### Record set
[START]
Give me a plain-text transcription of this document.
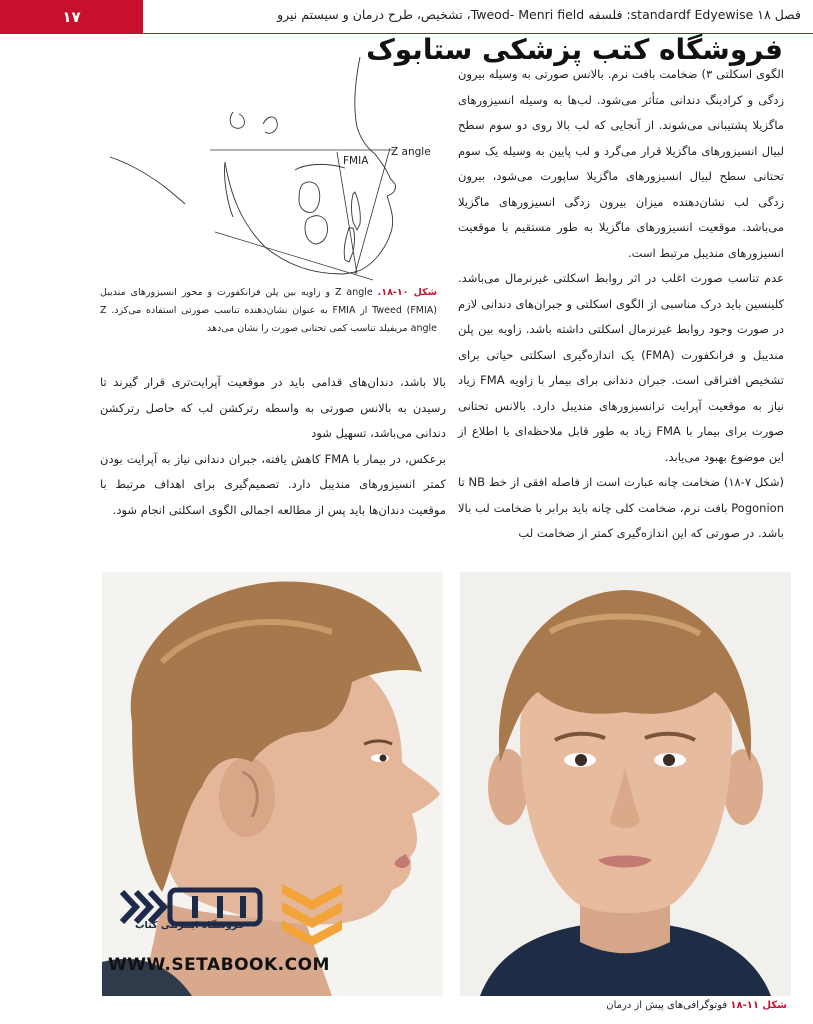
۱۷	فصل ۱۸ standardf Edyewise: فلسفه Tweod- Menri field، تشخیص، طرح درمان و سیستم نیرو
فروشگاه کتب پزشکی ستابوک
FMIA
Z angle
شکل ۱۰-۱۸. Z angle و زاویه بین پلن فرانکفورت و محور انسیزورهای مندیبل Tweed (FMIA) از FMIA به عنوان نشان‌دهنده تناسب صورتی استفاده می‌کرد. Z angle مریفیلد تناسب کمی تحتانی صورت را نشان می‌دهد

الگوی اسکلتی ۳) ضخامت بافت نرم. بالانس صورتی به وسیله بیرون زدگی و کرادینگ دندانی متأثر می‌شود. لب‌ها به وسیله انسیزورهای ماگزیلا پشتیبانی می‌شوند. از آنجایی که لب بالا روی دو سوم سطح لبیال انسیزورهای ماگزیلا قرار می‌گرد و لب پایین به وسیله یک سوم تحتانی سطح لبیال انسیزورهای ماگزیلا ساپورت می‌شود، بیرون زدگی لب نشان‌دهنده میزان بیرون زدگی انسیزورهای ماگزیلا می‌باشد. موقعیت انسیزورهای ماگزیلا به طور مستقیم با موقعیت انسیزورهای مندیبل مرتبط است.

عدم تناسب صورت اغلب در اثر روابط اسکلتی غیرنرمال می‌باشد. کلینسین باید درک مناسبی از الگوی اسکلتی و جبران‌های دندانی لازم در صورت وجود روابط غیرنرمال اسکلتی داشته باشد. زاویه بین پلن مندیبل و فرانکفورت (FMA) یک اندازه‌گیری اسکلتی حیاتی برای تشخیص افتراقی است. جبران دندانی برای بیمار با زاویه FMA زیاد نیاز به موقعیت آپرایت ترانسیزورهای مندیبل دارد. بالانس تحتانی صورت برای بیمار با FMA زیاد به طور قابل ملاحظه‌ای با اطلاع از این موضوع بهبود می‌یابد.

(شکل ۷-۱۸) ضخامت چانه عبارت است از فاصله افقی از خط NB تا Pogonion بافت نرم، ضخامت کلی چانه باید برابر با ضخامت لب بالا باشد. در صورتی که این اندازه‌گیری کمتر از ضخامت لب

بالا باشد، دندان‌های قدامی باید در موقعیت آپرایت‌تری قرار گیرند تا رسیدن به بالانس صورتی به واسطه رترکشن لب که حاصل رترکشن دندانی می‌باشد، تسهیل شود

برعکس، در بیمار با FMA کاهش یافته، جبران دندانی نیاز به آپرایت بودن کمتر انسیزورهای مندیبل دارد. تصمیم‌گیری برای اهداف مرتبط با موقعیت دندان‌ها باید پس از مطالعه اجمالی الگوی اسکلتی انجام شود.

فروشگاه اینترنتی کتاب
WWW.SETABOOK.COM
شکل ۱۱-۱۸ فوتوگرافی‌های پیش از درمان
[END]
[START]
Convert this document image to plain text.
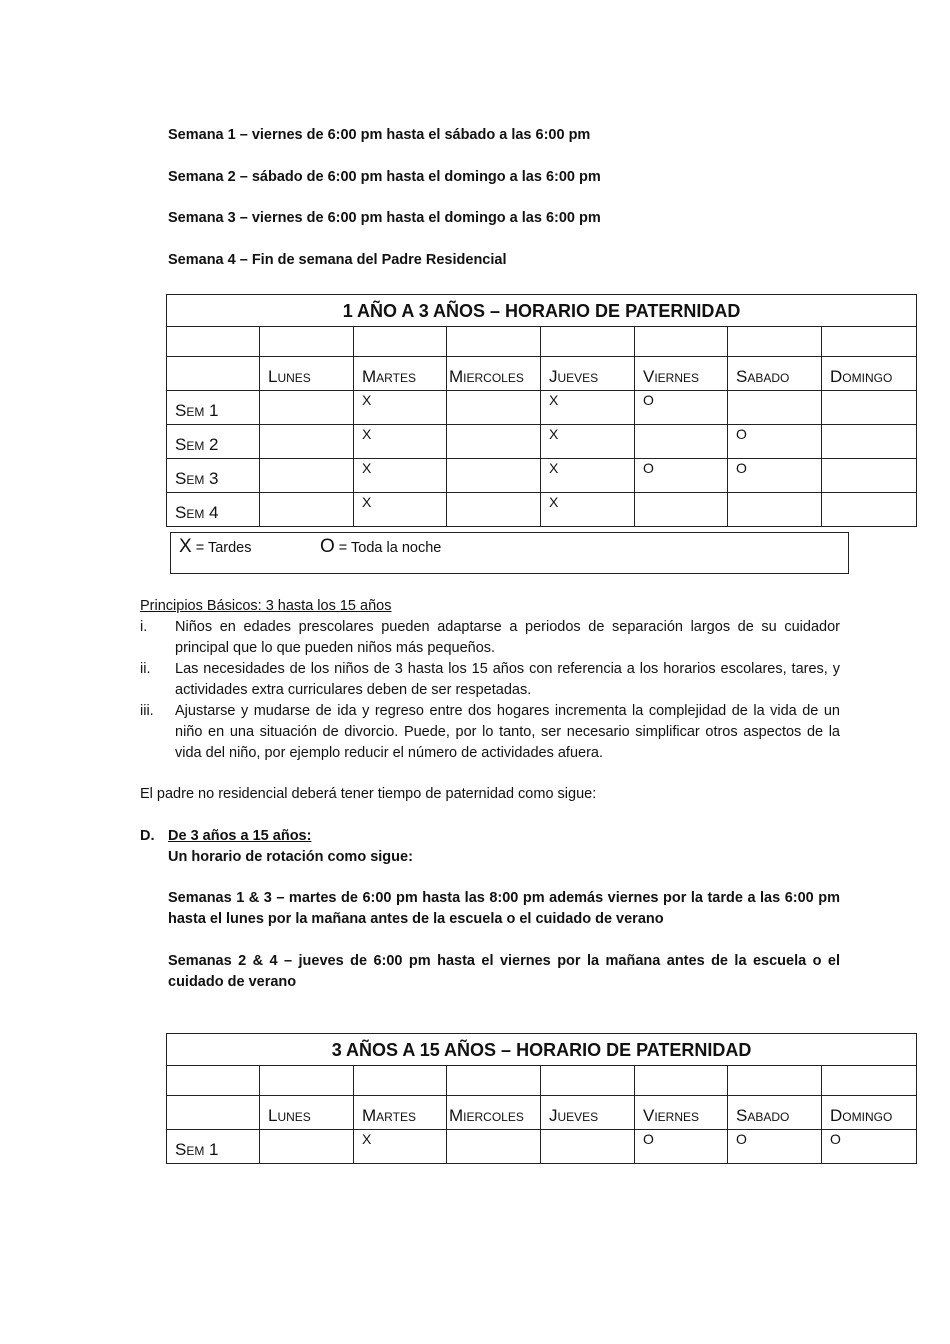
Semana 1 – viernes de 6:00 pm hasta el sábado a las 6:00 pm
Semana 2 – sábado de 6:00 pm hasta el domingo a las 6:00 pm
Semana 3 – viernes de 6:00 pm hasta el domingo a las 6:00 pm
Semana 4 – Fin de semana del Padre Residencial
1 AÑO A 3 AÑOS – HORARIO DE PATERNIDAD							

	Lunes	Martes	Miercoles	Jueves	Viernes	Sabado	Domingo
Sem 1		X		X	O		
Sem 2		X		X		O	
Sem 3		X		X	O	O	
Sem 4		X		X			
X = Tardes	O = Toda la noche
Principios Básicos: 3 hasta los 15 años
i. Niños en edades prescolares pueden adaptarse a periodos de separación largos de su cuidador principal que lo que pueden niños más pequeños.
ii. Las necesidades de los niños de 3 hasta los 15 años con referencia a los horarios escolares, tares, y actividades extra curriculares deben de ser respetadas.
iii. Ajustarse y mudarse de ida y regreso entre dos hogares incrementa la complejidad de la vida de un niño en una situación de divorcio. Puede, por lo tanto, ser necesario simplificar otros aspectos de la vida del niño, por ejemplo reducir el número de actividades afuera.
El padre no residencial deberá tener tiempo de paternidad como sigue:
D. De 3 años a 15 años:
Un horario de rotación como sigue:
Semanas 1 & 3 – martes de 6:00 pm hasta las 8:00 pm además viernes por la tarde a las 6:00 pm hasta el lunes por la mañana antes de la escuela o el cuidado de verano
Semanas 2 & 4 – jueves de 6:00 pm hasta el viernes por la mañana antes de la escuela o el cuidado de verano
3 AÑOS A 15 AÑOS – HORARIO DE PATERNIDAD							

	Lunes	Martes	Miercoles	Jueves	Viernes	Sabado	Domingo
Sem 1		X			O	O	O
[END]
### Work to do
Copy each line of the listing that holds the word "verano".

### The output
Semanas 1 & 3 – martes de 6:00 pm hasta las 8:00 pm además viernes por la tarde a las 6:00 pm hasta el lunes por la mañana antes de la escuela o el cuidado de verano
Semanas 2 & 4 – jueves de 6:00 pm hasta el viernes por la mañana antes de la escuela o el cuidado de verano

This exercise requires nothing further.